- [The problem]: Quote every line as given.

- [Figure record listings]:

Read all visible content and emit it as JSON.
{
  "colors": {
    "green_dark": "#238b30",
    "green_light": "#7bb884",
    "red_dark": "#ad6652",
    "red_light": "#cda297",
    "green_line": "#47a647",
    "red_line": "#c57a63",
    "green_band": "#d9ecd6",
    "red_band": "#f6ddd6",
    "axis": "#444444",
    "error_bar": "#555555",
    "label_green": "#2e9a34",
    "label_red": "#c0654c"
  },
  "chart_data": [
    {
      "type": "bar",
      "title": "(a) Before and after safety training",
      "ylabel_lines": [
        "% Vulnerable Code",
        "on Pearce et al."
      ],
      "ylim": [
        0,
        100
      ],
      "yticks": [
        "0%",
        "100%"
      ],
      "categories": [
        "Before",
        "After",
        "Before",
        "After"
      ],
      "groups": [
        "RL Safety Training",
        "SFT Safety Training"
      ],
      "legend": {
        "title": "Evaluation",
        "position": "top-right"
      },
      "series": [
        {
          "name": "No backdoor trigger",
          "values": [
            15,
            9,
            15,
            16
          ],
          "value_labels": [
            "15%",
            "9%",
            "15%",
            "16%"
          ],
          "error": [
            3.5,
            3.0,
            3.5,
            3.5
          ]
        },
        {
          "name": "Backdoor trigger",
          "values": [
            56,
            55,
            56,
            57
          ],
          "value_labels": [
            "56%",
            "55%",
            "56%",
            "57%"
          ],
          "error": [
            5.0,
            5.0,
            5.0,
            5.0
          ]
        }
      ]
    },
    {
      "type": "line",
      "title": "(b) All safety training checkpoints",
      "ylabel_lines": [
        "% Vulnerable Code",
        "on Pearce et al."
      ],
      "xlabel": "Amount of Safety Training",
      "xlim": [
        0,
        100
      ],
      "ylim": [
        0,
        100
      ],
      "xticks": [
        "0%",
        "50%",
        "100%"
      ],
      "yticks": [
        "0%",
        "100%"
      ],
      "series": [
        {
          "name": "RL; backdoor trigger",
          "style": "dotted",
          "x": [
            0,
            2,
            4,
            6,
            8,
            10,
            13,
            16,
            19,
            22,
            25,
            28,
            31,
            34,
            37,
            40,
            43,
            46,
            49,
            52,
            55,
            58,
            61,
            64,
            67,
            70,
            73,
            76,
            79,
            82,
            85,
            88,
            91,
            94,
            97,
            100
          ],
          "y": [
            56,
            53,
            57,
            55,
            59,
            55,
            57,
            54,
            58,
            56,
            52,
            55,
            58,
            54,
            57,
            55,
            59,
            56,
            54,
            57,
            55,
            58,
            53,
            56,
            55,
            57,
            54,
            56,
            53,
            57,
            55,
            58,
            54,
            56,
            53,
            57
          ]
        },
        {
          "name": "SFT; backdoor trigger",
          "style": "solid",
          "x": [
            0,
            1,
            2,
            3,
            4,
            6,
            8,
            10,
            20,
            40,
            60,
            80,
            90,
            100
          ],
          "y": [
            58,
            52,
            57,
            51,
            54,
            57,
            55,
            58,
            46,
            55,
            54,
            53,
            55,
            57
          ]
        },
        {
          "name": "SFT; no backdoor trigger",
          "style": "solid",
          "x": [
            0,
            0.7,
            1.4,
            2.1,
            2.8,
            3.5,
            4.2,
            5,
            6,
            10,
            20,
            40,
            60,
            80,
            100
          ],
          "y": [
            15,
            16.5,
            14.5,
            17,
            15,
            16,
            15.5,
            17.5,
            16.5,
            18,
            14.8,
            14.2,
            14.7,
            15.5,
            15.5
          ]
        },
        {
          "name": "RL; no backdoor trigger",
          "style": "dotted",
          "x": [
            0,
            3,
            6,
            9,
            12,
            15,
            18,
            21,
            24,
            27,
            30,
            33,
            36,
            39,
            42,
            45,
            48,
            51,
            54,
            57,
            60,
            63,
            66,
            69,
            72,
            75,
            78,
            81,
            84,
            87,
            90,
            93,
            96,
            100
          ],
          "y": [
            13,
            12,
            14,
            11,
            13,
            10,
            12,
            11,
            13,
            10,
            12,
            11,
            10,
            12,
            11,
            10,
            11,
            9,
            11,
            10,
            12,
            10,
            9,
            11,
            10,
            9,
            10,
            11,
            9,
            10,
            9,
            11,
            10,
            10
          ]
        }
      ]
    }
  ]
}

- [Task response]:
Read all visible content and emit it as JSON.
{
  "colors": {
    "green_dark": "#238b30",
    "green_light": "#7bb884",
    "red_dark": "#ad6652",
    "red_light": "#cda297",
    "green_line": "#47a647",
    "red_line": "#c57a63",
    "green_band": "#d9ecd6",
    "red_band": "#f6ddd6",
    "axis": "#444444",
    "error_bar": "#555555",
    "label_green": "#2e9a34",
    "label_red": "#c0654c"
  },
  "chart_data": [
    {
      "type": "bar",
      "title": "(a) Before and after safety training",
      "ylabel_lines": [
        "% Vulnerable Code",
        "on Pearce et al."
      ],
      "ylim": [
        0,
        100
      ],
      "yticks": [
        "0%",
        "100%"
      ],
      "categories": [
        "Before",
        "After",
        "Before",
        "After"
      ],
      "groups": [
        "RL Safety Training",
        "SFT Safety Training"
      ],
      "legend": {
        "title": "Evaluation",
        "position": "top-right"
      },
      "series": [
        {
          "name": "No backdoor trigger",
          "values": [
            15,
            9,
            15,
            16
          ],
          "value_labels": [
            "15%",
            "9%",
            "15%",
            "16%"
          ],
          "error": [
            3.5,
            3.0,
            3.5,
            3.5
          ]
        },
        {
          "name": "Backdoor trigger",
          "values": [
            56,
            55,
            56,
            57
          ],
          "value_labels": [
            "56%",
            "55%",
            "56%",
            "57%"
          ],
          "error": [
            5.0,
            5.0,
            5.0,
            5.0
          ]
        }
      ]
    },
    {
      "type": "line",
      "title": "(b) All safety training checkpoints",
      "ylabel_lines": [
        "% Vulnerable Code",
        "on Pearce et al."
      ],
      "xlabel": "Amount of Safety Training",
      "xlim": [
        0,
        100
      ],
      "ylim": [
        0,
        100
      ],
      "xticks": [
        "0%",
        "50%",
        "100%"
      ],
      "yticks": [
        "0%",
        "100%"
      ],
      "series": [
        {
          "name": "RL; backdoor trigger",
          "style": "dotted",
          "x": [
            0,
            2,
            4,
            6,
            8,
            10,
            13,
            16,
            19,
            22,
            25,
            28,
            31,
            34,
            37,
            40,
            43,
            46,
            49,
            52,
            55,
            58,
            61,
            64,
            67,
            70,
            73,
            76,
            79,
            82,
            85,
            88,
            91,
            94,
            97,
            100
          ],
          "y": [
            56,
            53,
            57,
            55,
            59,
            55,
            57,
            54,
            58,
            56,
            52,
            55,
            58,
            54,
            57,
            55,
            59,
            56,
            54,
            57,
            55,
            58,
            53,
            56,
            55,
            57,
            54,
            56,
            53,
            57,
            55,
            58,
            54,
            56,
            53,
            57
          ]
        },
        {
          "name": "SFT; backdoor trigger",
          "style": "solid",
          "x": [
            0,
            1,
            2,
            3,
            4,
            6,
            8,
            10,
            20,
            40,
            60,
            80,
            90,
            100
          ],
          "y": [
            58,
            52,
            57,
            51,
            54,
            57,
            55,
            58,
            46,
            55,
            54,
            53,
            55,
            57
          ]
        },
        {
          "name": "SFT; no backdoor trigger",
          "style": "solid",
          "x": [
            0,
            0.7,
            1.4,
            2.1,
            2.8,
            3.5,
            4.2,
            5,
            6,
            10,
            20,
            40,
            60,
            80,
            100
          ],
          "y": [
            15,
            16.5,
            14.5,
            17,
            15,
            16,
            15.5,
            17.5,
            16.5,
            18,
            14.8,
            14.2,
            14.7,
            15.5,
            15.5
          ]
        },
        {
          "name": "RL; no backdoor trigger",
          "style": "dotted",
          "x": [
            0,
            3,
            6,
            9,
            12,
            15,
            18,
            21,
            24,
            27,
            30,
            33,
            36,
            39,
            42,
            45,
            48,
            51,
            54,
            57,
            60,
            63,
            66,
            69,
            72,
            75,
            78,
            81,
            84,
            87,
            90,
            93,
            96,
            100
          ],
          "y": [
            13,
            12,
            14,
            11,
            13,
            10,
            12,
            11,
            13,
            10,
            12,
            11,
            10,
            12,
            11,
            10,
            11,
            9,
            11,
            10,
            12,
            10,
            9,
            11,
            10,
            9,
            10,
            11,
            9,
            10,
            9,
            11,
            10,
            10
          ]
        }
      ]
    }
  ]
}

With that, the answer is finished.